Jobs —
1 > In the article on regaining gym strength after lockdown, who gives the tips for increasing strength?
2 > Continue the article on regaining gym strength after lockdown from the point where it stops.
## Begin Selected extract
Has lockdown affected your lift-game? You’re not alone! With gyms closed, we’ve relied on resistance training such as bands, running challenges and at-home HIIT workouts to get our fitness fix. But without our beloved squat rack and a choice of dumbbells to get those muscles pumping, it’s safe to say our strength has taken a hit.

 

 

Now, you might not be hitting any PBs anytime soon, but, thanks to Personal Trainer and Team Grenade® Athlete Nathan Williams, you could claw back that lost muscle strength faster than you think! Here are Nathan’s top tips on how you can increase your strength in the gym following lockdown:

 

 

  • Stretch your muscle to increase mobilisation
  • Lower reps for a low intensity workout
  • Use machines rather than free weights

 

Lockdown brought our training to a sudden halt; some of us have done everything we could to maintain our regime, gathering any piece of equipment we could to mimic our gym workouts. Sadly, a few of us have fallen off the bandwagon, with resistance bands and home workouts just not cutting it and motivation at an all-time low. But, good news! Lockdown is easing and we might not have to do another banded workout ever again! The opening of gyms is just around the corner and we can almost taste that first lift of a dumbbell. But, the question is, where do you start after such a long time away from the gym?!
## End Selected extract
## Begin Raw records
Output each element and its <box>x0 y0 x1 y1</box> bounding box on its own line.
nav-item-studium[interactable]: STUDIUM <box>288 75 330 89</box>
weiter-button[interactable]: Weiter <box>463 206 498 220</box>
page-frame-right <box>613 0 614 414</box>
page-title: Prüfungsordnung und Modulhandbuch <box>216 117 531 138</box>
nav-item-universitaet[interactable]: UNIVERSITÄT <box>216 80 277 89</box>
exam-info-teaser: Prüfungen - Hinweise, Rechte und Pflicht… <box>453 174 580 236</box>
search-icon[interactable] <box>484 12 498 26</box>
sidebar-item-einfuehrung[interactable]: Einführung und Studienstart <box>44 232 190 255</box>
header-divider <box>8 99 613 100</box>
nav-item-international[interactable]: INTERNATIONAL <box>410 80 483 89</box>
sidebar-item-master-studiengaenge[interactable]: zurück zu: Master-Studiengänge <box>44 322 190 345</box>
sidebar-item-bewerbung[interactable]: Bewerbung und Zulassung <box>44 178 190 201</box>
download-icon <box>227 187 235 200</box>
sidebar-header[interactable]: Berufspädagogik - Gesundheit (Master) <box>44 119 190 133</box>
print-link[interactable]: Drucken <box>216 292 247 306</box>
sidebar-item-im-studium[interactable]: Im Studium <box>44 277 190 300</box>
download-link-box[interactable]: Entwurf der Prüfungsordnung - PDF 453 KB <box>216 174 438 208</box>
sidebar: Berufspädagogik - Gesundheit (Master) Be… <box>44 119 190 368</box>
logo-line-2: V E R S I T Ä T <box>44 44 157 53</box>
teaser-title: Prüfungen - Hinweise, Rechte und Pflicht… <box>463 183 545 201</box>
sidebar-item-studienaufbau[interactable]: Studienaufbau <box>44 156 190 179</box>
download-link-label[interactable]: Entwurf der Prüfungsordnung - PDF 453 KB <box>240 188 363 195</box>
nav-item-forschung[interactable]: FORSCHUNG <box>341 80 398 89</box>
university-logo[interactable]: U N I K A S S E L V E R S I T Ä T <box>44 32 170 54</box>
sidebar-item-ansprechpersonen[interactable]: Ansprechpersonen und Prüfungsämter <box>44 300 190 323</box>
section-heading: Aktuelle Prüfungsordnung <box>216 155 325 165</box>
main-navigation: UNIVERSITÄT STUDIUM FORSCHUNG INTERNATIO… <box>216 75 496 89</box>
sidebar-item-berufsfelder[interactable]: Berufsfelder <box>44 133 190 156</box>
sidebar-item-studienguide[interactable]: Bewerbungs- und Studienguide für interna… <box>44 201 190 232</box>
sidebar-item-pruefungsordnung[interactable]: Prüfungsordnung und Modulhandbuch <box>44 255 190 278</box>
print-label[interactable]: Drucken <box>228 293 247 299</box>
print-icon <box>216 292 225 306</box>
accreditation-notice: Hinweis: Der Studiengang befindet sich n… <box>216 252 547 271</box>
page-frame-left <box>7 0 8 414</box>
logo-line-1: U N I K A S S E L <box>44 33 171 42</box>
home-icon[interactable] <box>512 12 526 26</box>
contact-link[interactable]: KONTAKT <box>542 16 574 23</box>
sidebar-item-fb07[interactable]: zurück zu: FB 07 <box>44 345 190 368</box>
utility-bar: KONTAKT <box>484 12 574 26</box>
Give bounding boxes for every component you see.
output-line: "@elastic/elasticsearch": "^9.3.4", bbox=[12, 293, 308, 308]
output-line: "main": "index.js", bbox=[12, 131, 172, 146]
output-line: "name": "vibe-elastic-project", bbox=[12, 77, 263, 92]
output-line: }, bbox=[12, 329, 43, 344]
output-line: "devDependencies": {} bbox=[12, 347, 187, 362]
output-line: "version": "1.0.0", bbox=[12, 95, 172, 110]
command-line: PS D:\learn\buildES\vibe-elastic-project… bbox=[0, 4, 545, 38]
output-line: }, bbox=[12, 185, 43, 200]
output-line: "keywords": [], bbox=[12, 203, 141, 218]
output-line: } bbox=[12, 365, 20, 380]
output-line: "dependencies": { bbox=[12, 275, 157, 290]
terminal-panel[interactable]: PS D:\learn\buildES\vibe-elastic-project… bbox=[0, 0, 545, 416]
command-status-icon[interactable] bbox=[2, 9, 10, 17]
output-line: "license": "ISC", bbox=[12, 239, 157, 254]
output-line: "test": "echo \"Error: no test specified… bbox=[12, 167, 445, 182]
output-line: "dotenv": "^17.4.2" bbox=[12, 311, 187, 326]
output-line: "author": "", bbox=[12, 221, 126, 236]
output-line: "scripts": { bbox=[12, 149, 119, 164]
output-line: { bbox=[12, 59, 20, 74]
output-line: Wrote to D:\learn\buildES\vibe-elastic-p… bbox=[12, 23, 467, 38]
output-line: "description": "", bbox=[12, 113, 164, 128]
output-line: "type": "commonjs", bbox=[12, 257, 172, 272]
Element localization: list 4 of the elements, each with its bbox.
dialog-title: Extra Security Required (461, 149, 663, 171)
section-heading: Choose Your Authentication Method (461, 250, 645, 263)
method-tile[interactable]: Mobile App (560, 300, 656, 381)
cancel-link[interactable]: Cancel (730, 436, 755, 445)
## End Raw records
## Begin Raw records
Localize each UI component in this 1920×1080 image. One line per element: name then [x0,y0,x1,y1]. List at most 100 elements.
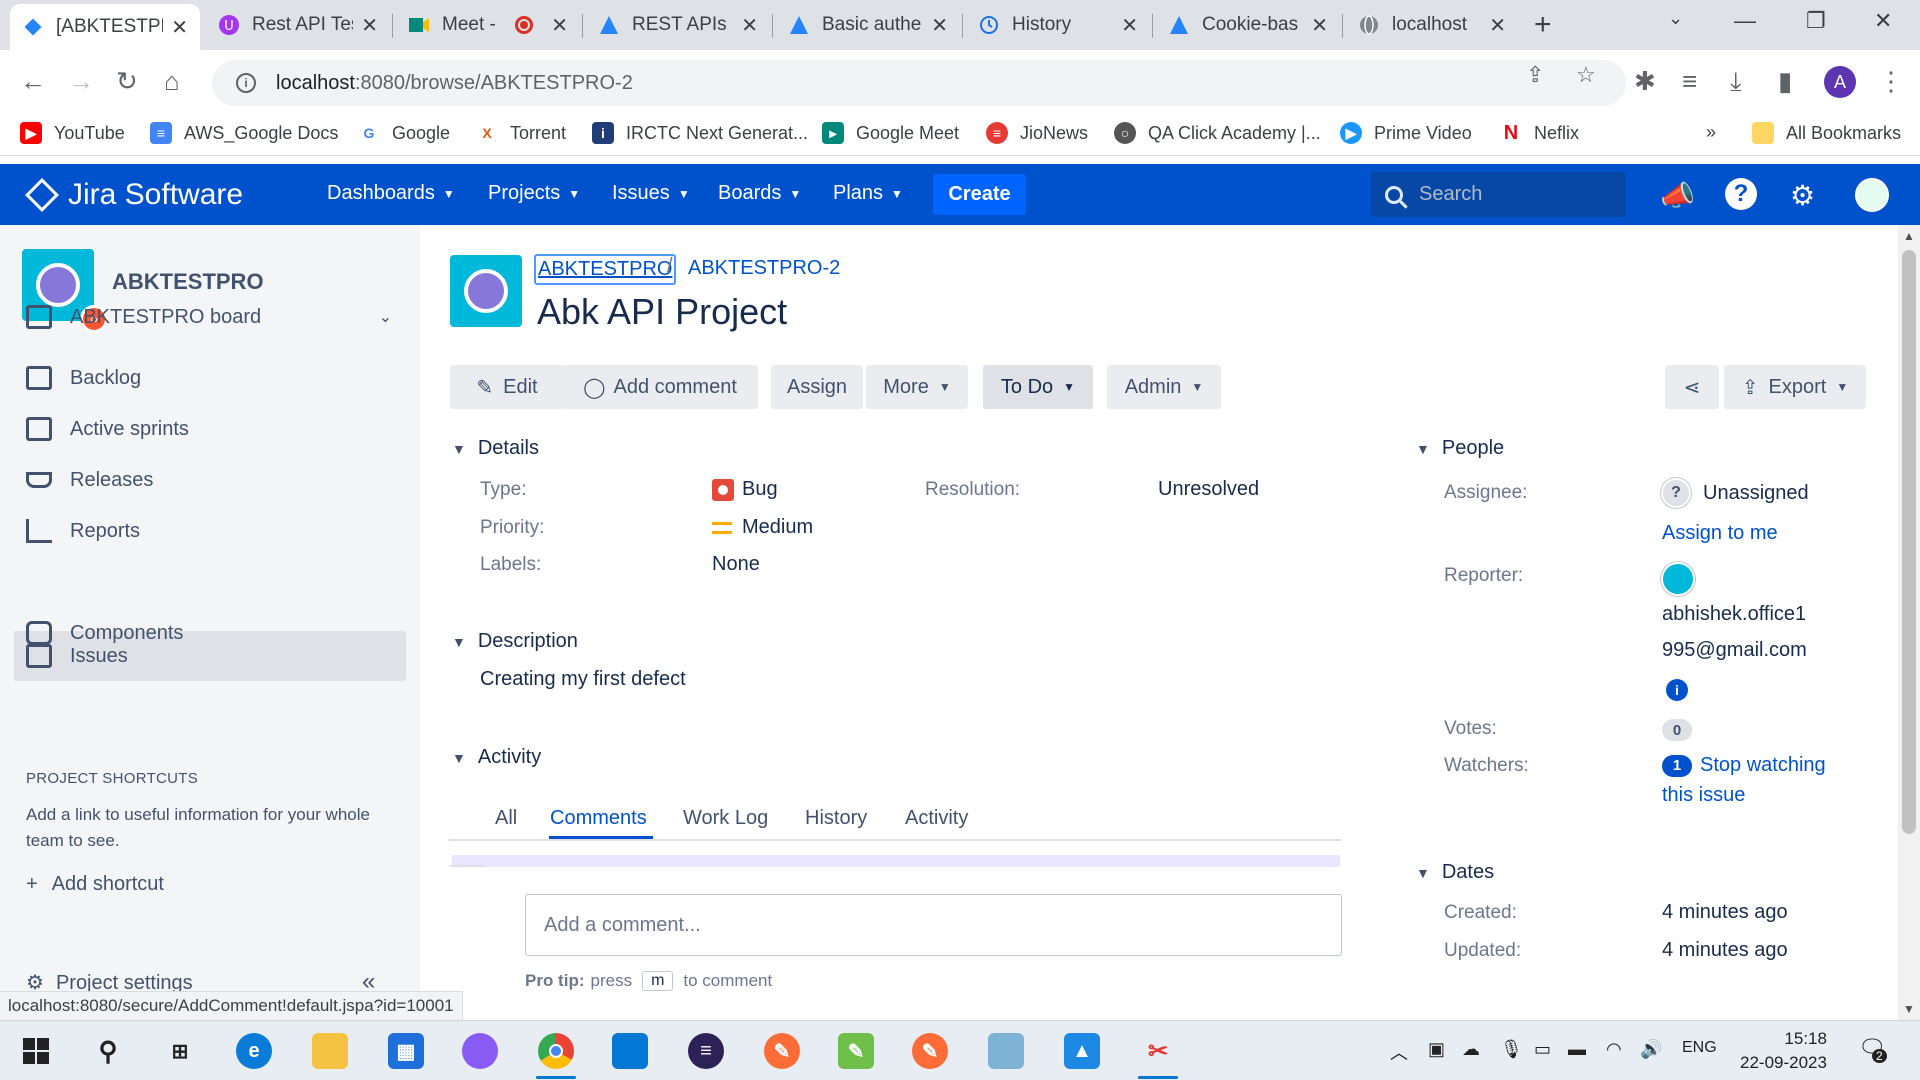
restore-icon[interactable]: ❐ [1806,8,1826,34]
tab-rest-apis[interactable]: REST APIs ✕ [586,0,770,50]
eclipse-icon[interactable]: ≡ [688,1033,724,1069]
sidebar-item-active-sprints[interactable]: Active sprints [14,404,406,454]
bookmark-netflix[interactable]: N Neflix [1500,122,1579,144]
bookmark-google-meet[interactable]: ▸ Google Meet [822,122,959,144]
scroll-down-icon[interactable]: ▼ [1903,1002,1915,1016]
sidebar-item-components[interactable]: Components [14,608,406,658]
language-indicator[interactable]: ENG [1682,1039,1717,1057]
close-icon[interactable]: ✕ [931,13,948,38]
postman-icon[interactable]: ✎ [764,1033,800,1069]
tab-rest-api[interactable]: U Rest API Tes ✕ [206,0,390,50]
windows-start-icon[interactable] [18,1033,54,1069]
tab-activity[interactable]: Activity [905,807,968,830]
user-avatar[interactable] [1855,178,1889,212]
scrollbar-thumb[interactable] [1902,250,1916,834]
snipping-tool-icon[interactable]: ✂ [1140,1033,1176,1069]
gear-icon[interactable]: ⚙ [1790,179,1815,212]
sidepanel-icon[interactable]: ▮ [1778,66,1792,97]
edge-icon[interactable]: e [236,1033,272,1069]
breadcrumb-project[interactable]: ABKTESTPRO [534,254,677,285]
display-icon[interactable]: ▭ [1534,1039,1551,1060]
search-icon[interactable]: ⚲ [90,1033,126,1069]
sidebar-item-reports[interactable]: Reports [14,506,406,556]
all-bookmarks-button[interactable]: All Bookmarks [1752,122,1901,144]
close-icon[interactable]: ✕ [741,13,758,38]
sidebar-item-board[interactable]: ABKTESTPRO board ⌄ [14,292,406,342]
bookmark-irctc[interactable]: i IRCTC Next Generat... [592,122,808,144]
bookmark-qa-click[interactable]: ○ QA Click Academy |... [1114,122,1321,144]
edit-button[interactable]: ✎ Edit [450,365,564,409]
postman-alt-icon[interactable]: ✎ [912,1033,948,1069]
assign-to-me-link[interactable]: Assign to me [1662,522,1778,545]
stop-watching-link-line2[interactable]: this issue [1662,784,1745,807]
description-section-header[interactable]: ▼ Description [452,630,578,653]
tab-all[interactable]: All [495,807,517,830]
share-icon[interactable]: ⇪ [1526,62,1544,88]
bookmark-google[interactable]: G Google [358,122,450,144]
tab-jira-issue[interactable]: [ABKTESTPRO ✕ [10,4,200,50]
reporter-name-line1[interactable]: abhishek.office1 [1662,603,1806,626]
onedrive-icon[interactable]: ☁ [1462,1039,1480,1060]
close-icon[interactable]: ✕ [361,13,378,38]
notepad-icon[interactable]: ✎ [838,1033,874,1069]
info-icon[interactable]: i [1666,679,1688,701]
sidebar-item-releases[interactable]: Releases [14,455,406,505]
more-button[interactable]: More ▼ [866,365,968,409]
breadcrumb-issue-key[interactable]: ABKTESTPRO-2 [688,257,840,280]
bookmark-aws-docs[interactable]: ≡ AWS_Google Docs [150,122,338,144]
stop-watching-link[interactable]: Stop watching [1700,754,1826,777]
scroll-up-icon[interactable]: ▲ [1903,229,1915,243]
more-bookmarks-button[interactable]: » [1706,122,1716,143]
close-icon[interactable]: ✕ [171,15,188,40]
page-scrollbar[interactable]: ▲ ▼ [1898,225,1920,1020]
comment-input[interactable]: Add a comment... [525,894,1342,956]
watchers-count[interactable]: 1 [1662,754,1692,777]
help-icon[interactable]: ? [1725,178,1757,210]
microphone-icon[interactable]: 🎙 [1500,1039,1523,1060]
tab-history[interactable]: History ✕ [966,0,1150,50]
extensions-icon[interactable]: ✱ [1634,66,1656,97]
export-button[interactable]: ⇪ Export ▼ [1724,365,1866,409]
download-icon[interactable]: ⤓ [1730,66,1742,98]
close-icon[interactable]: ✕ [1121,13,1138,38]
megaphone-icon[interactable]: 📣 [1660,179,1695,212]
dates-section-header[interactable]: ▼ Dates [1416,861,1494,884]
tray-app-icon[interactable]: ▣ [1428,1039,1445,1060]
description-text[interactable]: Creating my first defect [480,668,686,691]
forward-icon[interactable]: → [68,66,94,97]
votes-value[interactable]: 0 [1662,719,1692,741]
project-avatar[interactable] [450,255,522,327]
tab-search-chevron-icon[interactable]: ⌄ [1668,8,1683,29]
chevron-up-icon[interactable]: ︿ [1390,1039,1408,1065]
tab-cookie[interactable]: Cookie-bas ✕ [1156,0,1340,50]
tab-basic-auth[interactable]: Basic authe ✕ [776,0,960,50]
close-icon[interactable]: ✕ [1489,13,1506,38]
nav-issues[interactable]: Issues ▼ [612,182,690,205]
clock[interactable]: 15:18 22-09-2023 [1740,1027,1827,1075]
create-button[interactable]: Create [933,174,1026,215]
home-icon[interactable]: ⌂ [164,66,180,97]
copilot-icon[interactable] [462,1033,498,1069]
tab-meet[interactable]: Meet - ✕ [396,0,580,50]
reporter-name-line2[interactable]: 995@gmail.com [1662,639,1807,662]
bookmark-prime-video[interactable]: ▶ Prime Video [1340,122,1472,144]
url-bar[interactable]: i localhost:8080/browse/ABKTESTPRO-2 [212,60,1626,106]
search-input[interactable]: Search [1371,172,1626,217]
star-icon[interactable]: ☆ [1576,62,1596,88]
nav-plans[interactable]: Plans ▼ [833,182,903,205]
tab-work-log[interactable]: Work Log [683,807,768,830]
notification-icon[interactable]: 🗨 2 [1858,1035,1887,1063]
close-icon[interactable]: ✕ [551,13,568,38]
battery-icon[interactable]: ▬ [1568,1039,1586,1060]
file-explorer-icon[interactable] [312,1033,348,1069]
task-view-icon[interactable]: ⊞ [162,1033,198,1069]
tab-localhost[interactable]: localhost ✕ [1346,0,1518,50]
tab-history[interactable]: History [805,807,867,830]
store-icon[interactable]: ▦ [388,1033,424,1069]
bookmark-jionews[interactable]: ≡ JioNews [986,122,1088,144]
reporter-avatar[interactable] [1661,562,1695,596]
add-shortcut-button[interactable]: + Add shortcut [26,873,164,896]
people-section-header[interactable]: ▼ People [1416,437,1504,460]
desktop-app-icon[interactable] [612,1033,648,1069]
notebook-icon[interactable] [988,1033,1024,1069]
## End Raw records
## Begin Raw records
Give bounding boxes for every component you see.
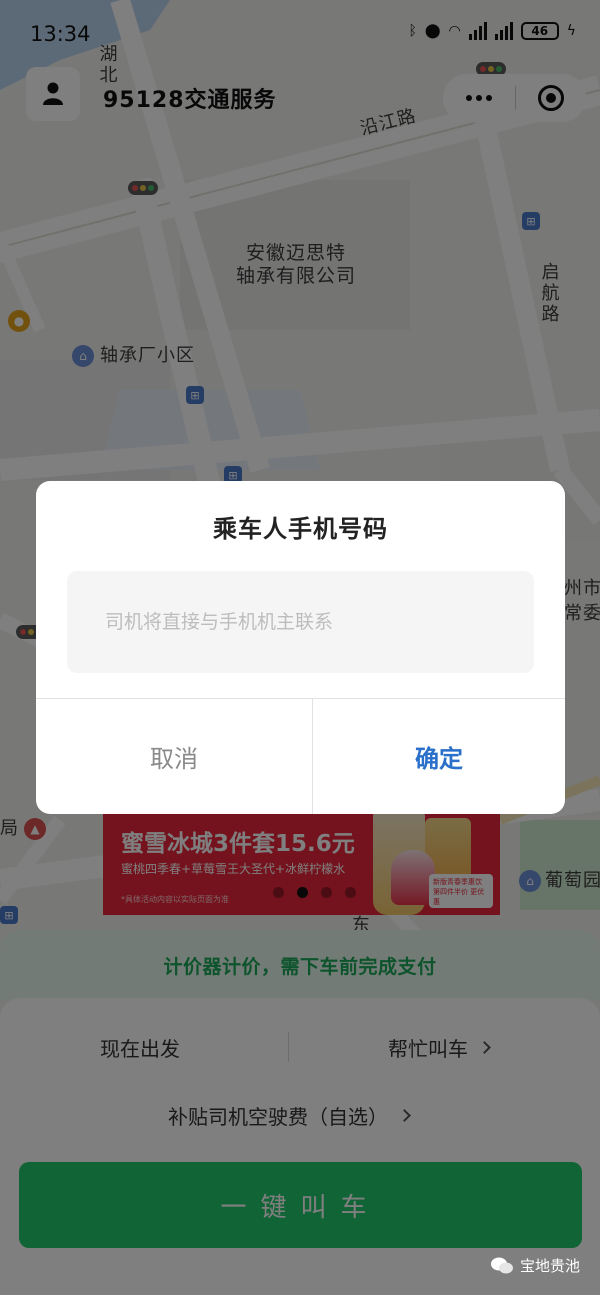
## End Raw records
Results of the exercise —
1 > Personal Trainer and Team Grenade® Athlete Nathan Williams.

2 >
 

 

Unfortunately, not many of us will be able to pick up where we left off. You’ll likely need to accept that you’ll have lost some muscle mass and strength and may be a little rusty with your movement patterns and how you execute certain lifts.

 

 

This probably isn’t what you want to hear but, don’t worry, not all hope is lost because muscle memory is a thing! Research shows that it is easier to regain lost muscle and strength in a much shorter time than it took to initially gain it. So, think about those newbie gains you experienced but this time, you’re likely to achieve them even faster.

 

 

Below are the ways I recommend you build up your strength and go after those long-lost gains!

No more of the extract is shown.